### To be done
Pull out every line containing the string "Activation".

[Dataset records on visual material]
## start

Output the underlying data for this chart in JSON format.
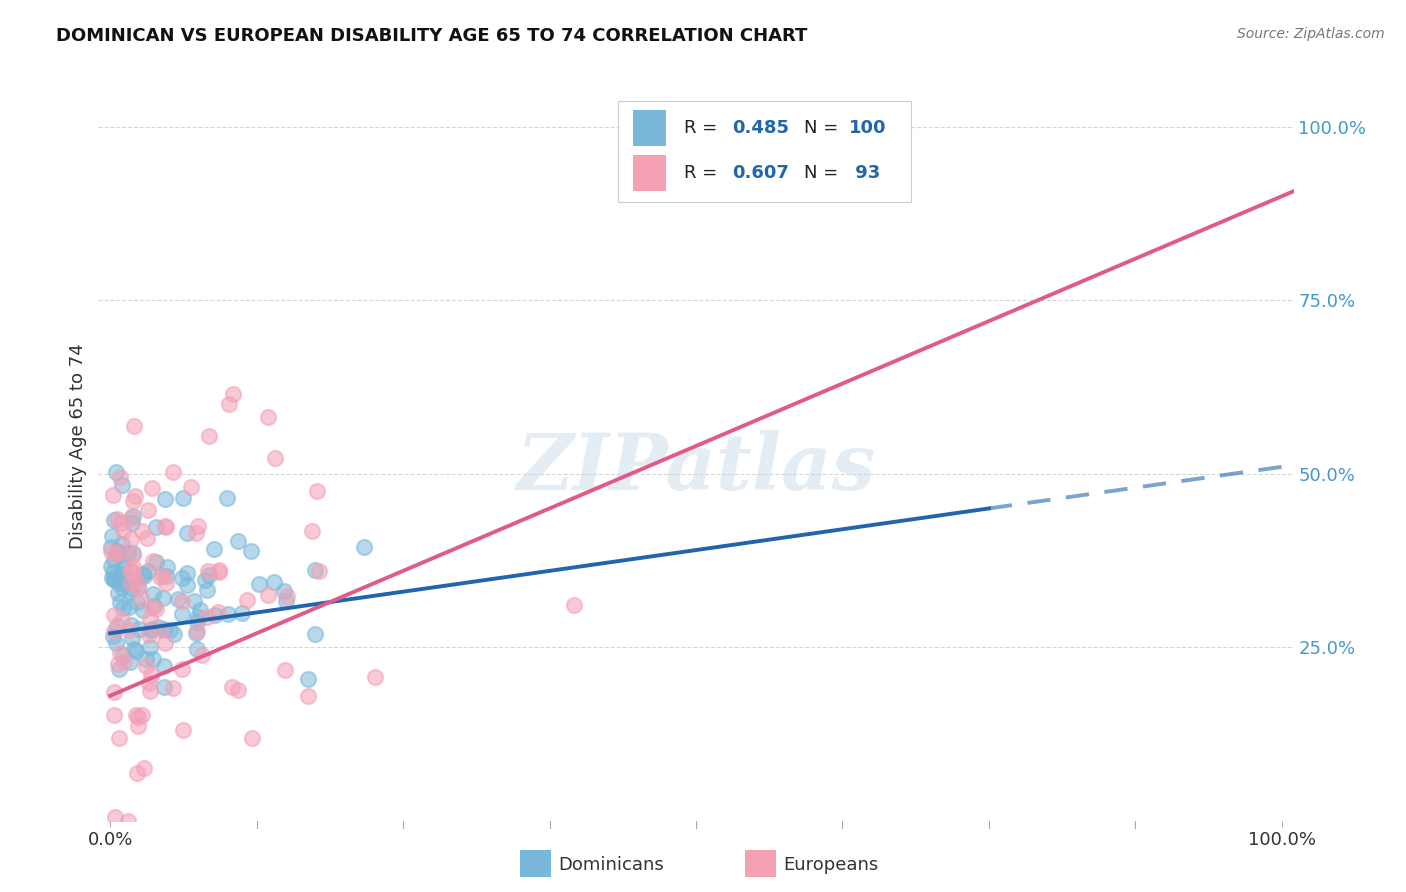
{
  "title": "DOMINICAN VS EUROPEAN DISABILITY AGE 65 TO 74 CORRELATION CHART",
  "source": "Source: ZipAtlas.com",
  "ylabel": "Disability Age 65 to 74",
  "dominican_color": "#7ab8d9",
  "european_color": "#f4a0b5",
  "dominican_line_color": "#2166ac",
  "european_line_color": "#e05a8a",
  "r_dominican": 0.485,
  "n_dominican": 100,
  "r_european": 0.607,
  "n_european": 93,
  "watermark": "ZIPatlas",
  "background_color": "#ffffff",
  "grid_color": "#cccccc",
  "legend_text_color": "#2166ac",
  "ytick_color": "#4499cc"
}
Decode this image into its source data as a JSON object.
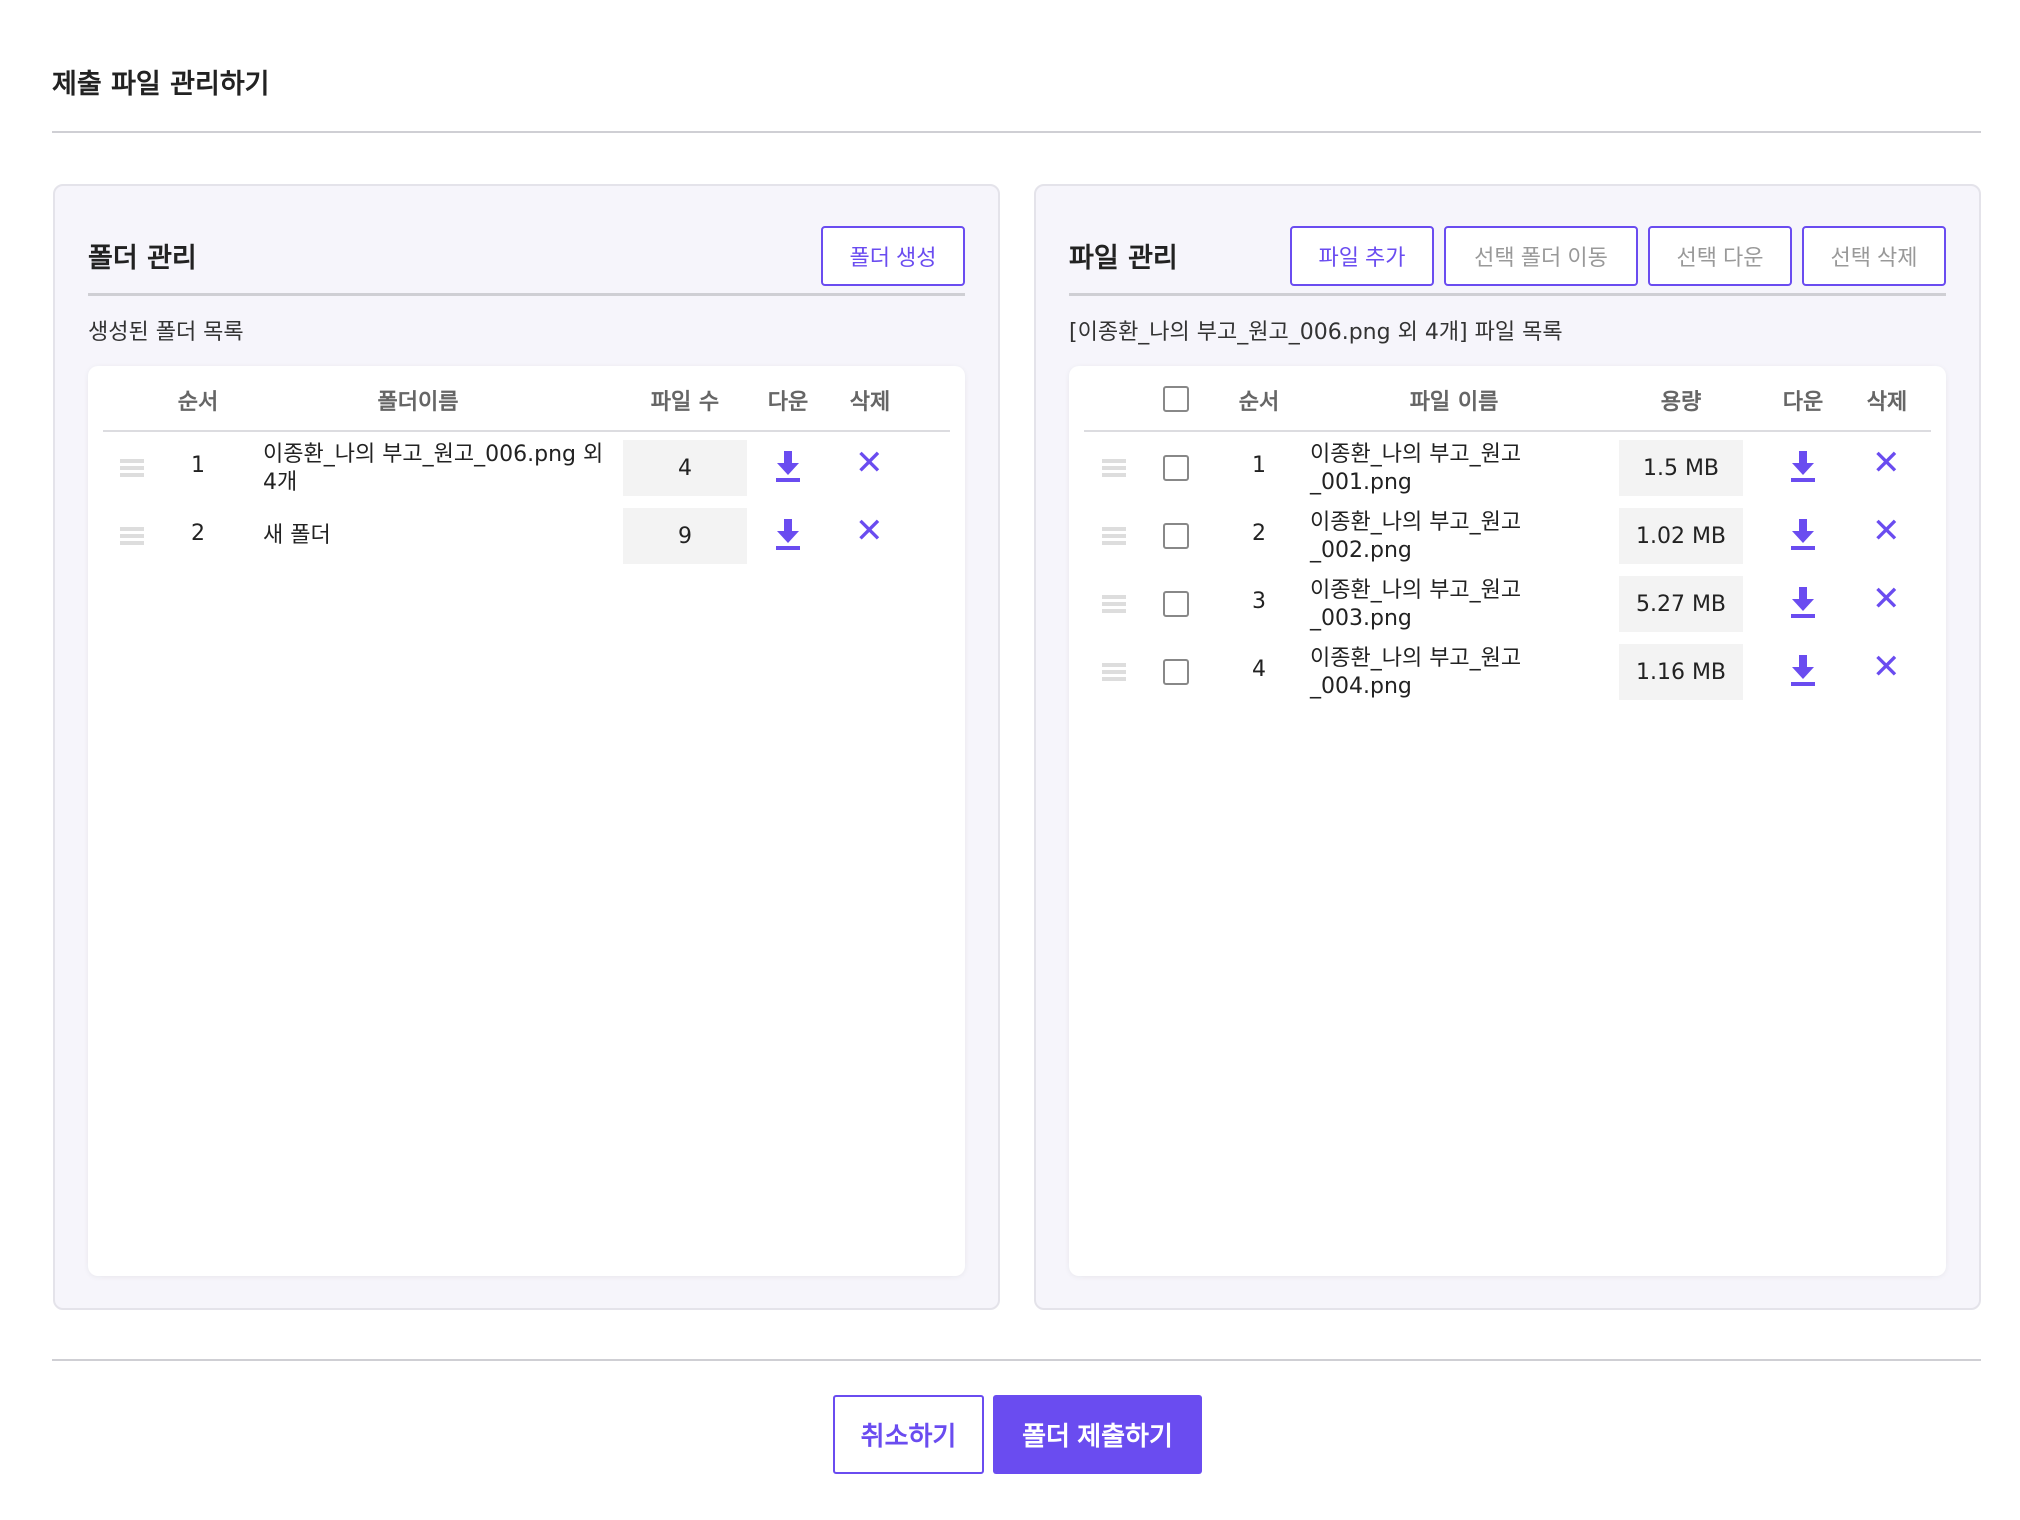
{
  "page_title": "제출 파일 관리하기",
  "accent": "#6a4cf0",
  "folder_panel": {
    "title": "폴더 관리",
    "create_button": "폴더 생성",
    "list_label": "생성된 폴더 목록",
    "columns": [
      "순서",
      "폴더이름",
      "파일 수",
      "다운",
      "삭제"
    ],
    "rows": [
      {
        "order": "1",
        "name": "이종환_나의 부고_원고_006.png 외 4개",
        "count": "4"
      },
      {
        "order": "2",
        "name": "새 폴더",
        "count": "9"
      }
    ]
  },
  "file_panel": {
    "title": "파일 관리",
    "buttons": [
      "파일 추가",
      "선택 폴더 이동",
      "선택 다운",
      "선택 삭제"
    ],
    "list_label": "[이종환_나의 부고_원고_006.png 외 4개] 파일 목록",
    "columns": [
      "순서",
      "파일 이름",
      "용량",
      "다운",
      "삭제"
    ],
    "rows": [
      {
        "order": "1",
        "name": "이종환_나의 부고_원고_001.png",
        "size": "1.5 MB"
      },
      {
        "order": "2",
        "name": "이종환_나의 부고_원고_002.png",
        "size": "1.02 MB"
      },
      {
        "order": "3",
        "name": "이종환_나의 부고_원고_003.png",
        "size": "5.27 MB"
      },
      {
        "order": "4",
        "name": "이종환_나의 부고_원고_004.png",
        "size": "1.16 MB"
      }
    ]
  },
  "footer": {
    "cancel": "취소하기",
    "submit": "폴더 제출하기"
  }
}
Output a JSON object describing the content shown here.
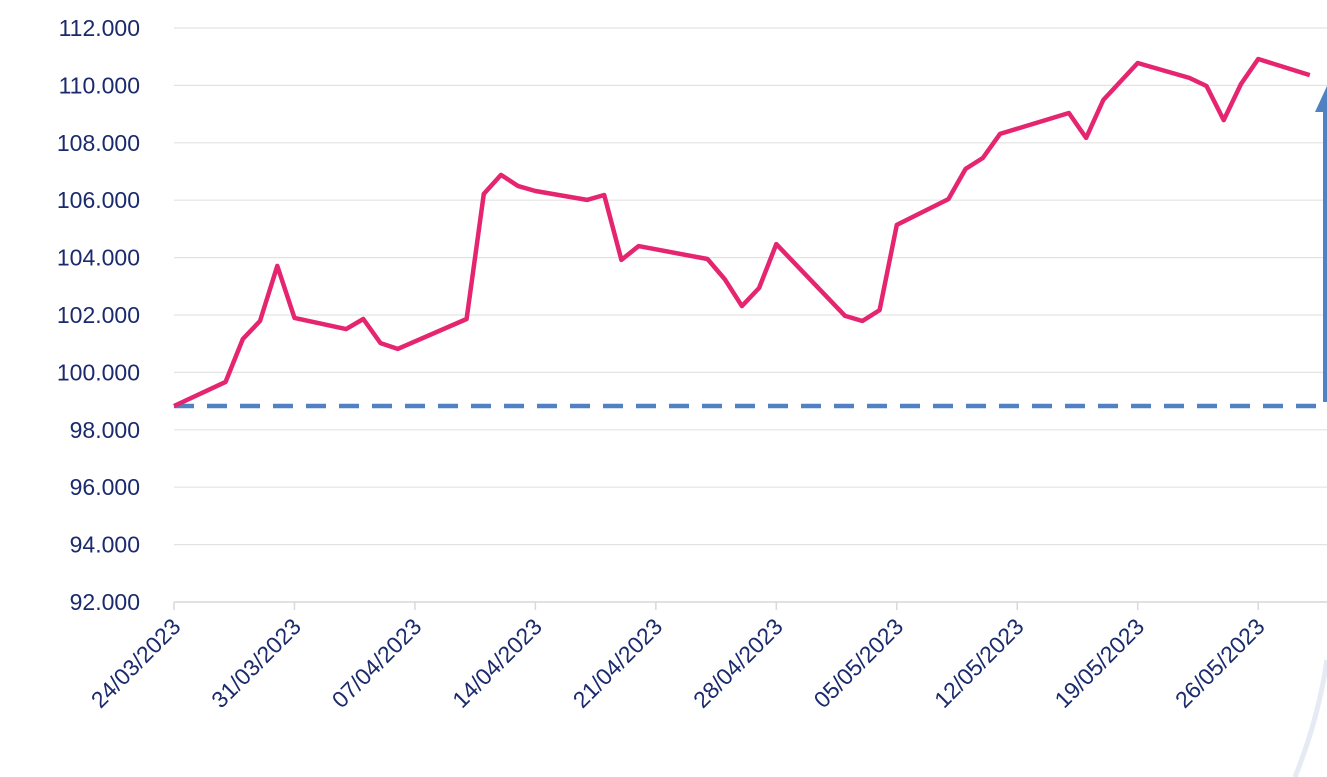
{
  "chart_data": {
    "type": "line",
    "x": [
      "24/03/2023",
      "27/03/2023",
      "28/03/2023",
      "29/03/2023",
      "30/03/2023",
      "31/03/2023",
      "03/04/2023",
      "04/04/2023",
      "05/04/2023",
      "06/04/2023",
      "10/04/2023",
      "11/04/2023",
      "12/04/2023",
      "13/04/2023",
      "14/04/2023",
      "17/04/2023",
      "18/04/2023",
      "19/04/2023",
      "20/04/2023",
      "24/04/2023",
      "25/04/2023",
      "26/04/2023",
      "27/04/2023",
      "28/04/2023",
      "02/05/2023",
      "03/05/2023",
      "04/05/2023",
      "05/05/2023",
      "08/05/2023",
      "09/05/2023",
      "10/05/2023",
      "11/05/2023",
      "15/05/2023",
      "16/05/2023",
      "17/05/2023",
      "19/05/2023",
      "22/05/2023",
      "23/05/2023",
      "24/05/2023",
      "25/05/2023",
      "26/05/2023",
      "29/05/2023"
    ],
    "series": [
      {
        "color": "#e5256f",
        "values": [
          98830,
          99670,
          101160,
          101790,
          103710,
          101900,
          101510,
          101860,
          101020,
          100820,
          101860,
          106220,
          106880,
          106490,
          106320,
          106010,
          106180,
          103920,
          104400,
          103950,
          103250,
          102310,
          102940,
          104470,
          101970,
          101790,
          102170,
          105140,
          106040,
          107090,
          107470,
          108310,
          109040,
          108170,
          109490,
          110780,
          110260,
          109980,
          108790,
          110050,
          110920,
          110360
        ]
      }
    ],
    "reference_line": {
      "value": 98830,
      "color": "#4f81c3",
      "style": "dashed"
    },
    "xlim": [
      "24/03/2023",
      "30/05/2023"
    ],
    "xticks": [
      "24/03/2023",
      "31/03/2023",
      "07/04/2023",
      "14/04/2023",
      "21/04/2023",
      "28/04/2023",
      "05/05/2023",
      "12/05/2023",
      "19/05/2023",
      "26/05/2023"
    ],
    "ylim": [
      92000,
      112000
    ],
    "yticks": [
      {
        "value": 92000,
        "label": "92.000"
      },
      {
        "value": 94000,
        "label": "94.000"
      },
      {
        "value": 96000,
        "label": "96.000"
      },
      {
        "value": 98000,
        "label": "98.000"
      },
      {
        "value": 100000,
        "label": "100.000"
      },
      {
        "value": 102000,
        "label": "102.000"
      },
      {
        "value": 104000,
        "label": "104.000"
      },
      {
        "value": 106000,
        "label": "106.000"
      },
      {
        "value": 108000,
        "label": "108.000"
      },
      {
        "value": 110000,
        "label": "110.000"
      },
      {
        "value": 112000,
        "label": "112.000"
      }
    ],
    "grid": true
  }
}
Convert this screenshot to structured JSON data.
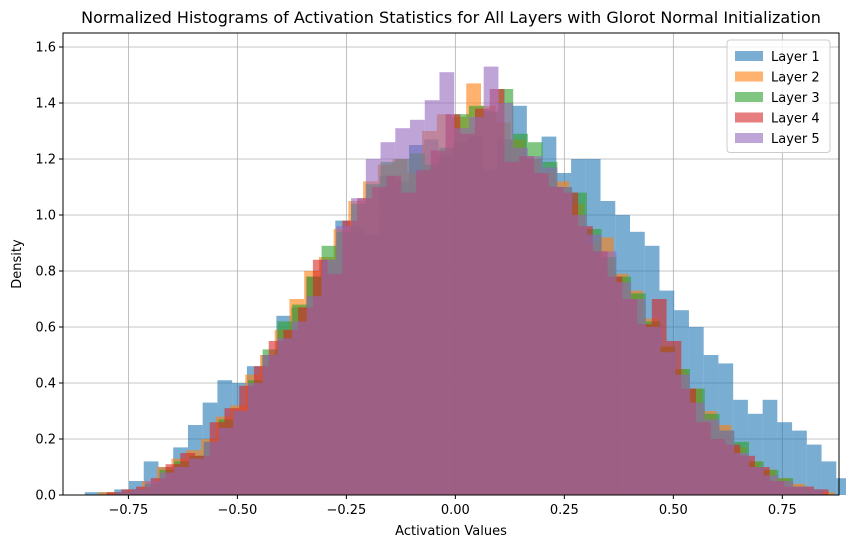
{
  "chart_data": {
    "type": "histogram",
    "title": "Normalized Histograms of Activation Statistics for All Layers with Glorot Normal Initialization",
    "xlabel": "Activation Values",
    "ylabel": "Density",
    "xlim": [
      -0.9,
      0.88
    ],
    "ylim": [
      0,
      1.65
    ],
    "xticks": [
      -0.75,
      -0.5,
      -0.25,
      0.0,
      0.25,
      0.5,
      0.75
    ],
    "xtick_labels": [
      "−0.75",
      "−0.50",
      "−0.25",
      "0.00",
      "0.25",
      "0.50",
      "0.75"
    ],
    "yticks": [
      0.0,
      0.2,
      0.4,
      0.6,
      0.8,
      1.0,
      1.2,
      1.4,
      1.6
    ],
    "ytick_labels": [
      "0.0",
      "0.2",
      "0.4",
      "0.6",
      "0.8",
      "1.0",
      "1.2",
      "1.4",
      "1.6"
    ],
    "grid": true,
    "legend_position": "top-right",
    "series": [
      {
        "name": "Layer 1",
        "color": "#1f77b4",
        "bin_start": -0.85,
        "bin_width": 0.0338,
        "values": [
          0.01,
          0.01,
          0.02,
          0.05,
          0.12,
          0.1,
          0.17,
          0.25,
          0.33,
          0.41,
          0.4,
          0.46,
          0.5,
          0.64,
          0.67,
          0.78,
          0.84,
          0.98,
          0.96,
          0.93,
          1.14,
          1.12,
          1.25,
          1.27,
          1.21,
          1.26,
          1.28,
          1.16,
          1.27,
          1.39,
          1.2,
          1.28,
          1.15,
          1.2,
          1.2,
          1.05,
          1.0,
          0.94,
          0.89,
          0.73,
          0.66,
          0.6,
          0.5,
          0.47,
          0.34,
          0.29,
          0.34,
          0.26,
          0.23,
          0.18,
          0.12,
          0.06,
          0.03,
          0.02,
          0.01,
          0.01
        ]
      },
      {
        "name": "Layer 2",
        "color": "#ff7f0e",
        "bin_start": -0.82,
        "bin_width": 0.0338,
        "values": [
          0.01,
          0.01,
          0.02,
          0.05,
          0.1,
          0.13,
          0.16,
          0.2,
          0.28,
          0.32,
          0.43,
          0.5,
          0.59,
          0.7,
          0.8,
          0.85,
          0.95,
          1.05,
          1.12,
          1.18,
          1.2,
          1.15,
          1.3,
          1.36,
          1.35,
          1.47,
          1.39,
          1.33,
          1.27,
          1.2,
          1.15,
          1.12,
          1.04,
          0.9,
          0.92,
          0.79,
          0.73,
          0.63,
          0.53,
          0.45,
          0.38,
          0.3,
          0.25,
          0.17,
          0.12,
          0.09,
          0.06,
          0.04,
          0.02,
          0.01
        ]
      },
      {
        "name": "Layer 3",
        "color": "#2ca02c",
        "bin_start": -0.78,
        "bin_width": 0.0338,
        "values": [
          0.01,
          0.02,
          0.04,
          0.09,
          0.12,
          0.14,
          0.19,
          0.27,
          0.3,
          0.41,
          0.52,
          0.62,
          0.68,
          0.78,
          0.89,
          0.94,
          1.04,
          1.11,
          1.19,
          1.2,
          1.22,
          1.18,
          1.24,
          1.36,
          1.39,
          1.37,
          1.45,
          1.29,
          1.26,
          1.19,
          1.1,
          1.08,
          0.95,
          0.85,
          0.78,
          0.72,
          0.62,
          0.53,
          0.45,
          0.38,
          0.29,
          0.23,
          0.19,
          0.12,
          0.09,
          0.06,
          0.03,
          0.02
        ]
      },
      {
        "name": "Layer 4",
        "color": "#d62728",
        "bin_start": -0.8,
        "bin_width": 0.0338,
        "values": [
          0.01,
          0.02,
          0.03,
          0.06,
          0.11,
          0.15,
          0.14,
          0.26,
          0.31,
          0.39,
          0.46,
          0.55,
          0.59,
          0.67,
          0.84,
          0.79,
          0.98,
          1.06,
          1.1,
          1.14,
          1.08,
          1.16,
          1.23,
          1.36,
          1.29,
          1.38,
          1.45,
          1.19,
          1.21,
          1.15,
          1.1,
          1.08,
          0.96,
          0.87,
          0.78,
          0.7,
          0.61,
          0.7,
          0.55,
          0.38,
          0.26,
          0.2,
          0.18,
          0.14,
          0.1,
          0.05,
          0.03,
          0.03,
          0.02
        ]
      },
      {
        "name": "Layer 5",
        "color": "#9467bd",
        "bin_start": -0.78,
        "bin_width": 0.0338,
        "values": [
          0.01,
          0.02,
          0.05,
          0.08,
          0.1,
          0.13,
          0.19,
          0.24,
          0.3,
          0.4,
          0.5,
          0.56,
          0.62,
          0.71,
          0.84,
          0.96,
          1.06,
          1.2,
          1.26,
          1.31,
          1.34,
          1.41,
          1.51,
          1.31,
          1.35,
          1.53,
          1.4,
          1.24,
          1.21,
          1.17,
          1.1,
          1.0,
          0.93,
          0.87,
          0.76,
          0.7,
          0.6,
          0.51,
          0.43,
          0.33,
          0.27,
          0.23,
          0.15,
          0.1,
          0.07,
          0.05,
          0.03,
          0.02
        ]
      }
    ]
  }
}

## end

### Output below
    "title": "Normalized Histograms of Activation Statistics for All Layers with Glorot Normal Initialization",
    "xlabel": "Activation Values",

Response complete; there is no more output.